| What is being asked |
Copy out the entries below precisely; nothing is to be omitted.
::::::
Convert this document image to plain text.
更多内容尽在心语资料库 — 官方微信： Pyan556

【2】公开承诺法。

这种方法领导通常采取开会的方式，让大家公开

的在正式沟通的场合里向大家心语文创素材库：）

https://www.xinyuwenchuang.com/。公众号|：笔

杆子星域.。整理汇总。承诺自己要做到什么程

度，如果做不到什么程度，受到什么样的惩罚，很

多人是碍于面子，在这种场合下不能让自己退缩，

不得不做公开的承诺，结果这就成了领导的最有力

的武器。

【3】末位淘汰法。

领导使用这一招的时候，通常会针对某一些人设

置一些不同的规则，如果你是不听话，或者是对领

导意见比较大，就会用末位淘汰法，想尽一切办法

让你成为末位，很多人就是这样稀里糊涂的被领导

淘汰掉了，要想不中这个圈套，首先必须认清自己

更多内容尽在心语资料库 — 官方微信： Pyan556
::::::
| Answer in full |
Convert this document image to plain text.
更多内容尽在心语资料库 — 官方微信： Pyan556

【2】公开承诺法。

这种方法领导通常采取开会的方式，让大家公开

的在正式沟通的场合里向大家心语文创素材库：）

https://www.xinyuwenchuang.com/。公众号|：笔

杆子星域.。整理汇总。承诺自己要做到什么程

度，如果做不到什么程度，受到什么样的惩罚，很

多人是碍于面子，在这种场合下不能让自己退缩，

不得不做公开的承诺，结果这就成了领导的最有力

的武器。

【3】末位淘汰法。

领导使用这一招的时候，通常会针对某一些人设

置一些不同的规则，如果你是不听话，或者是对领

导意见比较大，就会用末位淘汰法，想尽一切办法

让你成为末位，很多人就是这样稀里糊涂的被领导

淘汰掉了，要想不中这个圈套，首先必须认清自己

更多内容尽在心语资料库 — 官方微信： Pyan556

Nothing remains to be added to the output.